(SELECTED TEXT):
With respect to the "3" in "(genkey (ecc (nbits 3:160)))", that is just a
length indicator that tells libgcrypt how many bytes to read for the "nbits"
field. (i.e. strlen( "160" ) == 3).
Original comment by staktr...@gmail.com
on 16 Dec 2010 at 9:40
The project implements full ECC functionality: ECDSA signatures and ECDH
encryption. ECDSA was working before; most of my work went into making
encryption work.
Can you please provide a sample that worked before that doesn't work now?
Original comment by brain...@gmail.com
on 29 Dec 2010 at 2:25
There's nothing new that's broken. It's just that ECDH encryption doesn't work
and never has in libgcrypt. I've attached a basic sample that shows RSA
encryption/decryption using libgcrypt. What I would like is for this to work
using ECDH encryption. I thought that using the libgcrypt from gnupg-ecc would
make it possible but I couldn't get it working. To compile my sample on Mac OS
X 10.6.5 with libgcrypt from fink I do "gcc -arch i386 -I/sw/include -L/sw/lib
-lgcrypt test.c", presumably you can get it to compile on your platform without
too much trouble.
Original comment by staktr...@gmail.com
on 29 Dec 2010 at 5:21
Attachments:
The integration of ECC code is currently making its progress in GnuPG
repository (see front page for updates and details). ECDH interface is changed
a bit from r15 to accommodate new architecture of gpg-agent in which it doesn't
make private keys available.
The latest ECDH interface is described in the libgrcypt/cipher/ecc.c, see
comment before ecc_encrypt_raw(). As the function indicates, it is basically
year 1976 DH with ECC.
The true encryption similar in data structures to ElGamal, is accomplished with
the help of gnupg, i.e. the client code relies on ECDH primitives provided by
ligcrypt and performs additional operations to protect symmetric key using
AESWrap.

(STORED RECORDS):
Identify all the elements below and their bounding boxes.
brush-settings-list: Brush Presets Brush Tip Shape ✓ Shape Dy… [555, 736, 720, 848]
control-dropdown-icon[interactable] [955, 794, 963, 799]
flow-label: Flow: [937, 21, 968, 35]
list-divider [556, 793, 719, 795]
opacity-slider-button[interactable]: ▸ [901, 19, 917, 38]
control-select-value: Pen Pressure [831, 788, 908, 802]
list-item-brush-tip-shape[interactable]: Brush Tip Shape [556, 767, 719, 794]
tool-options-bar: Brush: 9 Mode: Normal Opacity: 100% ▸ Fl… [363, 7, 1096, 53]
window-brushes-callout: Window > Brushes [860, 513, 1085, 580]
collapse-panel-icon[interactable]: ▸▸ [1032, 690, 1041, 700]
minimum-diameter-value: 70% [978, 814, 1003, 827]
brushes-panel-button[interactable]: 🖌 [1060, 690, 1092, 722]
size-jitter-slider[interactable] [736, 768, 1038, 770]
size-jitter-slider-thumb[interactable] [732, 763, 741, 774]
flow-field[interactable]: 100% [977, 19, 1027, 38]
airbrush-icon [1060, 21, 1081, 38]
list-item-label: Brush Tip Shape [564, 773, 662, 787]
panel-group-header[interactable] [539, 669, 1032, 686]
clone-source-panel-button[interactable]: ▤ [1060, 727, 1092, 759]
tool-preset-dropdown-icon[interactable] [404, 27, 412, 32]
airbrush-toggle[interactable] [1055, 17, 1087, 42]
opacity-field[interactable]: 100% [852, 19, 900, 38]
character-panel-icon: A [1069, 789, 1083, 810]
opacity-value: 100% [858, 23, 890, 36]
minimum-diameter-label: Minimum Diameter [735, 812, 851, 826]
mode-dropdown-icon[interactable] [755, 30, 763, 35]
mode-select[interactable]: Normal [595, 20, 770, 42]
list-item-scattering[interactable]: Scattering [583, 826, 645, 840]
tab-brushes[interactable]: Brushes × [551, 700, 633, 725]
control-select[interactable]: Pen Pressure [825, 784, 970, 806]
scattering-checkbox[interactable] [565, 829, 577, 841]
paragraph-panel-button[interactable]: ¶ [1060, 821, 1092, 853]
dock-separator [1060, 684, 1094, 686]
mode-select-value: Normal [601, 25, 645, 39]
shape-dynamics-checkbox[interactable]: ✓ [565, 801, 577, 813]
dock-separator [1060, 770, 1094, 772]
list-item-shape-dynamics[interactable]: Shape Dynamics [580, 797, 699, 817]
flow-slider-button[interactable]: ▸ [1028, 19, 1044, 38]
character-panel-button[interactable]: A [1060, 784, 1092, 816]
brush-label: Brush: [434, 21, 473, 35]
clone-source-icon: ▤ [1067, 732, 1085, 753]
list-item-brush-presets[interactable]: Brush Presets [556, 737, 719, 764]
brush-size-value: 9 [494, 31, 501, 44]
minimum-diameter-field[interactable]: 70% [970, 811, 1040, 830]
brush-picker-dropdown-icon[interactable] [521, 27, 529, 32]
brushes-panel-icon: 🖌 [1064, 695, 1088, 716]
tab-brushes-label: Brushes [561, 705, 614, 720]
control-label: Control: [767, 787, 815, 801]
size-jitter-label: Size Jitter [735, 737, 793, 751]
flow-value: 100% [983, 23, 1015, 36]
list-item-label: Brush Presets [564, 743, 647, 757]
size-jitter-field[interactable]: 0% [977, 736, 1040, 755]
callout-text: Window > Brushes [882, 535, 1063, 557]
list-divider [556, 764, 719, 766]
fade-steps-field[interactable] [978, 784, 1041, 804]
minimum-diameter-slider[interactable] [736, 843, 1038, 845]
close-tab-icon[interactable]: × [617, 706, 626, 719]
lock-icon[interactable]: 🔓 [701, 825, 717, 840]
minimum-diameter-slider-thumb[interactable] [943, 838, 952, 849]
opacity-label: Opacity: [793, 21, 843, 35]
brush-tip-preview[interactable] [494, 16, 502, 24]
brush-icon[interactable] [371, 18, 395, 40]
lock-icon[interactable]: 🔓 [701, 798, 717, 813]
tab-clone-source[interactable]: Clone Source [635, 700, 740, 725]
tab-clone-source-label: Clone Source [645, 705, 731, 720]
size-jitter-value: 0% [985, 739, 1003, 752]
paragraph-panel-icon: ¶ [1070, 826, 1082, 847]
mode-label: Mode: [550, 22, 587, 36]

(TASKS AND EXERCISES):
1. From the ECDH comment thread, list every date and time at which a comment was posted.
2. Print the section of the ECDH comment thread that begins with the words containing "With respect to" and ends with "encryption work.".
3. Carry on the ECDH comment thread from the point where it stops.

(PER-TASK OUTPUTS):
1.
16 Dec 2010 at 9:40
29 Dec 2010 at 2:25
29 Dec 2010 at 5:21

2.
With respect to the "3" in "(genkey (ecc (nbits 3:160)))", that is just a
length indicator that tells libgcrypt how many bytes to read for the "nbits"
field. (i.e. strlen( "160" ) == 3).
Original comment by staktr...@gmail.com
on 16 Dec 2010 at 9:40
The project implements full ECC functionality: ECDSA signatures and ECDH
encryption. ECDSA was working before; most of my work went into making
encryption work.

3.
There are suggestions to move this functionality into libgcrypt layer, but
before this happened (if ever), would raw ECDH functionality suffice for your
usage?
libgcrypt : ECC-INTEGRATION-1-5
http://git.gnupg.org/cgi-bin/gitweb.cgi?p=libgcrypt.git;a=shortlog;h=refs/heads/ECC-INTEGRATION-1-5
gnupg: ECC-INTEGRATION-2-1
http://git.gnupg.org/cgi-bin/gitweb.cgi?p=gnupg.git;a=shortlog;h=refs/heads/ECC-INTEGRATION-2-1
Original comment by brain...@gmail.com
on 11 Jan 2011 at 5:10
If the raw ECDH functionality is exposed and available through the libgcrypt
API then yeah, that's sufficient for me.
Original comment by staktr...@gmail.com
on 11 Jan 2011 at 6:23
FYI, the ECDH functionality is released as part of libgcrypt beta.
Here are the files
ftp://ftp.gnupg.org/gcrypt/alpha/libgcrypt/libgcrypt-1.5.0-beta1.tar.bz2
ftp://ftp.gnupg.org/gcrypt/alpha/libgcrypt/libgcrypt-1.5.0-beta1.tar.bz2.sig
from the following announcement on Feb 21 2011 on gcrypt-devel@gnupg.org:
http://www.gossamer-threads.com/lists/gnupg/devel/53256
Please give it a try.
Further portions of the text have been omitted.